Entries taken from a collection
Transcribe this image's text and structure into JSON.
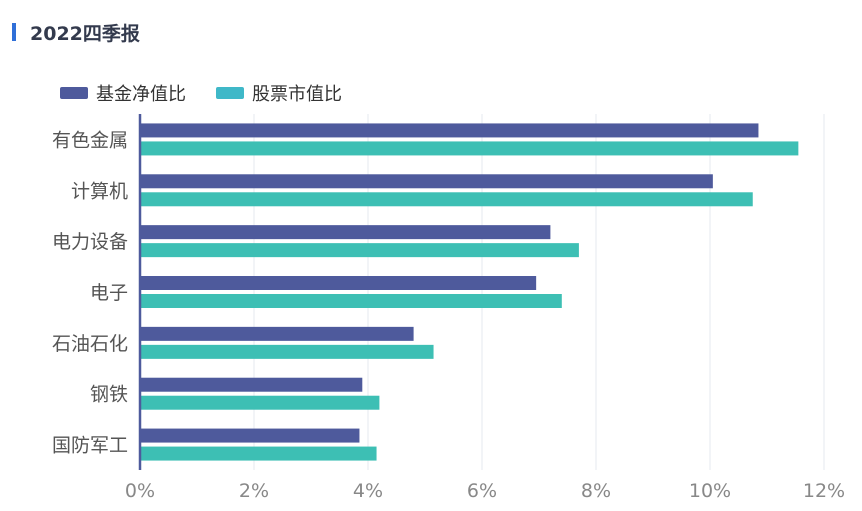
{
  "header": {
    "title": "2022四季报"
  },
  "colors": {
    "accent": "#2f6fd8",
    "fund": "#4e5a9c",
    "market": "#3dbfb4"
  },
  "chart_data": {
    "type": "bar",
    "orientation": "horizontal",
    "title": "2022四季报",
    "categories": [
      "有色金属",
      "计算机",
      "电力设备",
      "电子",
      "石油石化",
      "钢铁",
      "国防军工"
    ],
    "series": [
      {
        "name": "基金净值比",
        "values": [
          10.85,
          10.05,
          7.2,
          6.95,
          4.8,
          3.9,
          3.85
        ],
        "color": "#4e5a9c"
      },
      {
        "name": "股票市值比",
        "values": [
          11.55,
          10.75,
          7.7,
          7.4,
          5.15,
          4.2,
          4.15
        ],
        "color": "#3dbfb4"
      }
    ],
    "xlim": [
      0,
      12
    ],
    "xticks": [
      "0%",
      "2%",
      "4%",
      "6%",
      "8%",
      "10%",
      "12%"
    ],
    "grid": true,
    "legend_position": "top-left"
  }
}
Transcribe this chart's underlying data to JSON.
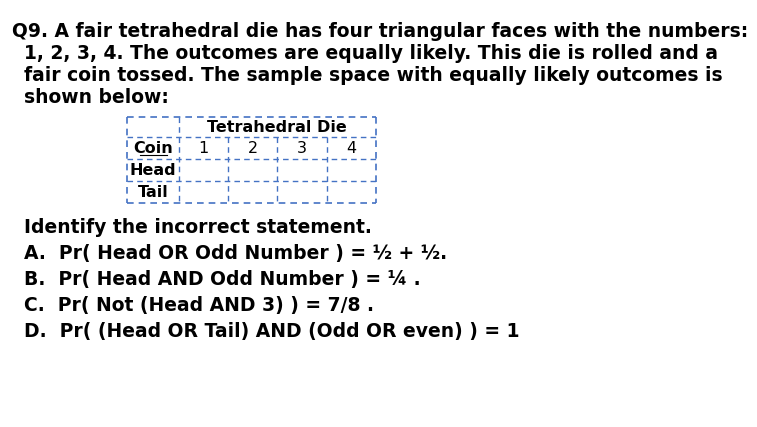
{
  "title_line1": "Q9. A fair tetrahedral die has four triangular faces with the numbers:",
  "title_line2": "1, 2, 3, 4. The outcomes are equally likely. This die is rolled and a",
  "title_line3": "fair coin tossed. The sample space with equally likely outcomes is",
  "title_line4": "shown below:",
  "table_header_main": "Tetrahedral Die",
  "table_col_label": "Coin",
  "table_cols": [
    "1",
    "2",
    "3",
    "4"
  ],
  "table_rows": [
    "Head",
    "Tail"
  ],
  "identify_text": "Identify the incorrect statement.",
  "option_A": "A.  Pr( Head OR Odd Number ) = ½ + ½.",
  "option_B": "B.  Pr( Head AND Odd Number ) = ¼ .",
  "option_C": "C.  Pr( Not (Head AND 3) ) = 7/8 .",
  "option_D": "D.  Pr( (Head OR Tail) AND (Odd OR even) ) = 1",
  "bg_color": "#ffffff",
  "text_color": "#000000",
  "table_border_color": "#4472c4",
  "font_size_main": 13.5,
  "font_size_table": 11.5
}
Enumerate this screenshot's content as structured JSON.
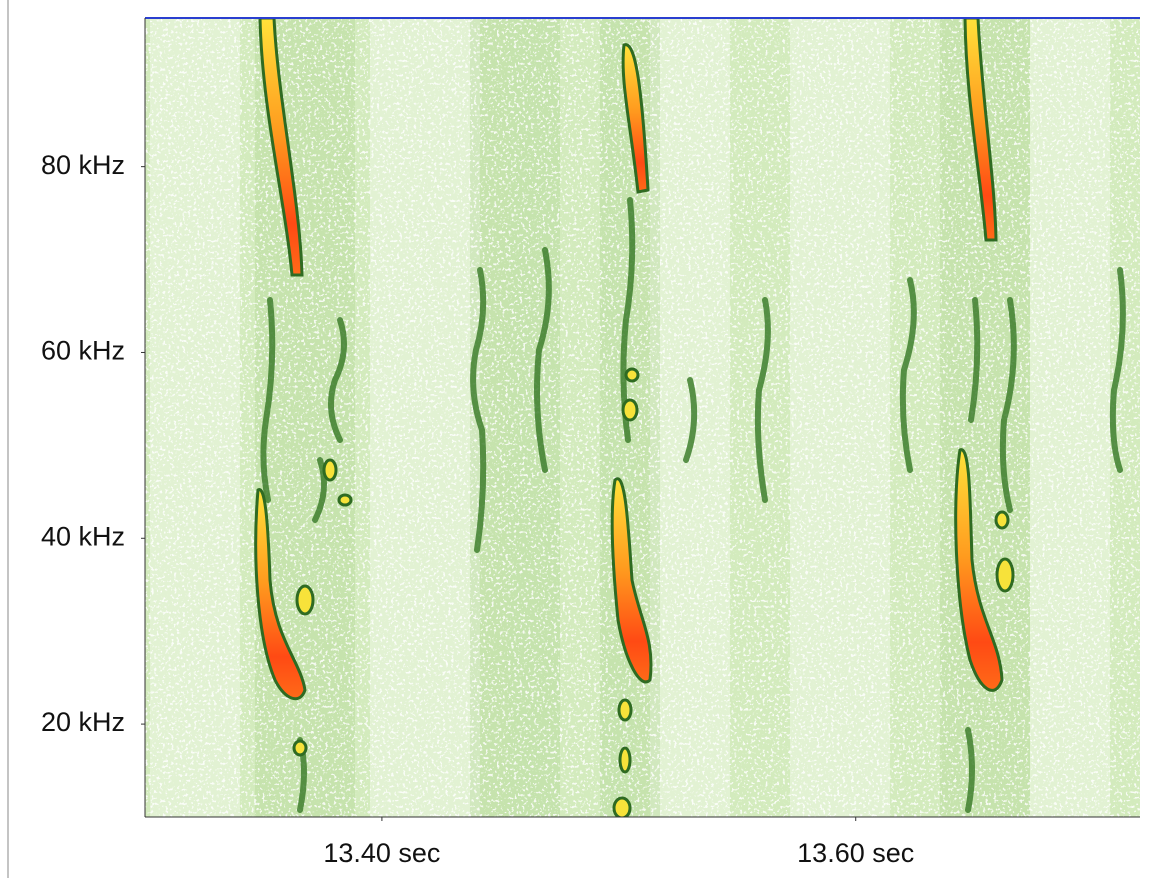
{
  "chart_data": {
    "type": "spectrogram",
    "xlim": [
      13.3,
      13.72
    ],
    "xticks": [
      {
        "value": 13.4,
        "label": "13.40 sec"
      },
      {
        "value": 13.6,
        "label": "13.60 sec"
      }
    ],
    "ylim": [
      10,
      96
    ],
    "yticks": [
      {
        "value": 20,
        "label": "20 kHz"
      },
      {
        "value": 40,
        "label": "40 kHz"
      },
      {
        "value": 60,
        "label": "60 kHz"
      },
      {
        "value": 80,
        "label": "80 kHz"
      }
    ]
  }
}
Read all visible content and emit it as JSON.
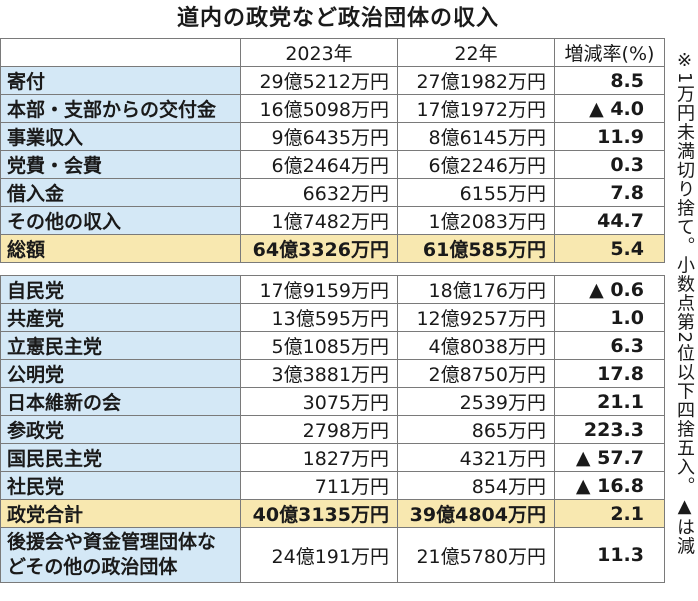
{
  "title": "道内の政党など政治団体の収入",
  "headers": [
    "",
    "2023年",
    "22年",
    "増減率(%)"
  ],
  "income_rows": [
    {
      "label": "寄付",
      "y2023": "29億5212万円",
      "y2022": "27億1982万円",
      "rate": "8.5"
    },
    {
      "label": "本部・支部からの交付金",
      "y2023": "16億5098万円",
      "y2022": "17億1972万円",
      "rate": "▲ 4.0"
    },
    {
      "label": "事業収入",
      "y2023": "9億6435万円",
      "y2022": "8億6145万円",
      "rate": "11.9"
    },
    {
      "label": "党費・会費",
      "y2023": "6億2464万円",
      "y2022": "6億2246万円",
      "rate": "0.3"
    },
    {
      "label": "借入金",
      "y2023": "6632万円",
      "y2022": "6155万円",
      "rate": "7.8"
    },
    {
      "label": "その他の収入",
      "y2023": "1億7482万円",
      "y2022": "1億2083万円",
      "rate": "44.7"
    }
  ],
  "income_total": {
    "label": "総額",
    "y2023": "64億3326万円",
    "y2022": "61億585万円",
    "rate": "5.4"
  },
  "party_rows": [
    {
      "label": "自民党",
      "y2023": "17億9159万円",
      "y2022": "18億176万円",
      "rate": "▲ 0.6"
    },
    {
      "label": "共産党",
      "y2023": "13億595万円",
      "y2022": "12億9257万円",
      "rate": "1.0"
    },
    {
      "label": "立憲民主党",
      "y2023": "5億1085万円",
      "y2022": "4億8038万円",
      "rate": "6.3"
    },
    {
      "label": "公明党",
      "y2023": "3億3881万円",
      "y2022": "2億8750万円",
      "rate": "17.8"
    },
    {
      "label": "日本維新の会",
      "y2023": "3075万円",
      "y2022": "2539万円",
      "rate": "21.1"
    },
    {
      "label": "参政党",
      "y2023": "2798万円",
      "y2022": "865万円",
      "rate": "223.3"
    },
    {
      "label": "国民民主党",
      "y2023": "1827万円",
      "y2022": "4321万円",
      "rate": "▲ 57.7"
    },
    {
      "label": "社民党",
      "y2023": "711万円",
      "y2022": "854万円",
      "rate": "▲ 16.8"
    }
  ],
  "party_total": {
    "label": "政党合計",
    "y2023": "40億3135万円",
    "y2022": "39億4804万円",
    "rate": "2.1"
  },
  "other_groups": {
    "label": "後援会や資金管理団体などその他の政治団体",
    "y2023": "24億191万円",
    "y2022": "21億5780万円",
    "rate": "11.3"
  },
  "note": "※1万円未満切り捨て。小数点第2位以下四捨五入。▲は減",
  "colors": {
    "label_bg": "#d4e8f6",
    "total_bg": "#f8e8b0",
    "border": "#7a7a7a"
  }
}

TO DO:
All of the records above must be copied exactly, except for the pictures.

FINISHED EXERCISE:
Transcribe this image's text and structure into JSON.
{
  "header": {
    "title": "2022四季报"
  },
  "colors": {
    "accent": "#2f6fd8",
    "fund": "#4e5a9c",
    "market": "#3dbfb4"
  },
  "chart_data": {
    "type": "bar",
    "orientation": "horizontal",
    "title": "2022四季报",
    "categories": [
      "有色金属",
      "计算机",
      "电力设备",
      "电子",
      "石油石化",
      "钢铁",
      "国防军工"
    ],
    "series": [
      {
        "name": "基金净值比",
        "values": [
          10.85,
          10.05,
          7.2,
          6.95,
          4.8,
          3.9,
          3.85
        ],
        "color": "#4e5a9c"
      },
      {
        "name": "股票市值比",
        "values": [
          11.55,
          10.75,
          7.7,
          7.4,
          5.15,
          4.2,
          4.15
        ],
        "color": "#3dbfb4"
      }
    ],
    "xlim": [
      0,
      12
    ],
    "xticks": [
      "0%",
      "2%",
      "4%",
      "6%",
      "8%",
      "10%",
      "12%"
    ],
    "grid": true,
    "legend_position": "top-left"
  }
}
Transcribe this chart's underlying data to JSON.
{
  "title_line1": "Q9. A fair tetrahedral die has four triangular faces with the numbers:",
  "title_line2": "1, 2, 3, 4. The outcomes are equally likely. This die is rolled and a",
  "title_line3": "fair coin tossed. The sample space with equally likely outcomes is",
  "title_line4": "shown below:",
  "table_header_main": "Tetrahedral Die",
  "table_col_label": "Coin",
  "table_cols": [
    "1",
    "2",
    "3",
    "4"
  ],
  "table_rows": [
    "Head",
    "Tail"
  ],
  "identify_text": "Identify the incorrect statement.",
  "option_A": "A.  Pr( Head OR Odd Number ) = ½ + ½.",
  "option_B": "B.  Pr( Head AND Odd Number ) = ¼ .",
  "option_C": "C.  Pr( Not (Head AND 3) ) = 7/8 .",
  "option_D": "D.  Pr( (Head OR Tail) AND (Odd OR even) ) = 1",
  "bg_color": "#ffffff",
  "text_color": "#000000",
  "table_border_color": "#4472c4",
  "font_size_main": 13.5,
  "font_size_table": 11.5
}
Enumerate this screenshot's content as structured JSON.
{
  "chart_data": {
    "type": "spectrogram",
    "xlim": [
      13.3,
      13.72
    ],
    "xticks": [
      {
        "value": 13.4,
        "label": "13.40 sec"
      },
      {
        "value": 13.6,
        "label": "13.60 sec"
      }
    ],
    "ylim": [
      10,
      96
    ],
    "yticks": [
      {
        "value": 20,
        "label": "20 kHz"
      },
      {
        "value": 40,
        "label": "40 kHz"
      },
      {
        "value": 60,
        "label": "60 kHz"
      },
      {
        "value": 80,
        "label": "80 kHz"
      }
    ]
  }
}
Read all visible content and emit it as JSON.
{
  "title": "道内の政党など政治団体の収入",
  "headers": [
    "",
    "2023年",
    "22年",
    "増減率(%)"
  ],
  "income_rows": [
    {
      "label": "寄付",
      "y2023": "29億5212万円",
      "y2022": "27億1982万円",
      "rate": "8.5"
    },
    {
      "label": "本部・支部からの交付金",
      "y2023": "16億5098万円",
      "y2022": "17億1972万円",
      "rate": "▲ 4.0"
    },
    {
      "label": "事業収入",
      "y2023": "9億6435万円",
      "y2022": "8億6145万円",
      "rate": "11.9"
    },
    {
      "label": "党費・会費",
      "y2023": "6億2464万円",
      "y2022": "6億2246万円",
      "rate": "0.3"
    },
    {
      "label": "借入金",
      "y2023": "6632万円",
      "y2022": "6155万円",
      "rate": "7.8"
    },
    {
      "label": "その他の収入",
      "y2023": "1億7482万円",
      "y2022": "1億2083万円",
      "rate": "44.7"
    }
  ],
  "income_total": {
    "label": "総額",
    "y2023": "64億3326万円",
    "y2022": "61億585万円",
    "rate": "5.4"
  },
  "party_rows": [
    {
      "label": "自民党",
      "y2023": "17億9159万円",
      "y2022": "18億176万円",
      "rate": "▲ 0.6"
    },
    {
      "label": "共産党",
      "y2023": "13億595万円",
      "y2022": "12億9257万円",
      "rate": "1.0"
    },
    {
      "label": "立憲民主党",
      "y2023": "5億1085万円",
      "y2022": "4億8038万円",
      "rate": "6.3"
    },
    {
      "label": "公明党",
      "y2023": "3億3881万円",
      "y2022": "2億8750万円",
      "rate": "17.8"
    },
    {
      "label": "日本維新の会",
      "y2023": "3075万円",
      "y2022": "2539万円",
      "rate": "21.1"
    },
    {
      "label": "参政党",
      "y2023": "2798万円",
      "y2022": "865万円",
      "rate": "223.3"
    },
    {
      "label": "国民民主党",
      "y2023": "1827万円",
      "y2022": "4321万円",
      "rate": "▲ 57.7"
    },
    {
      "label": "社民党",
      "y2023": "711万円",
      "y2022": "854万円",
      "rate": "▲ 16.8"
    }
  ],
  "party_total": {
    "label": "政党合計",
    "y2023": "40億3135万円",
    "y2022": "39億4804万円",
    "rate": "2.1"
  },
  "other_groups": {
    "label": "後援会や資金管理団体などその他の政治団体",
    "y2023": "24億191万円",
    "y2022": "21億5780万円",
    "rate": "11.3"
  },
  "note": "※1万円未満切り捨て。小数点第2位以下四捨五入。▲は減",
  "colors": {
    "label_bg": "#d4e8f6",
    "total_bg": "#f8e8b0",
    "border": "#7a7a7a"
  }
}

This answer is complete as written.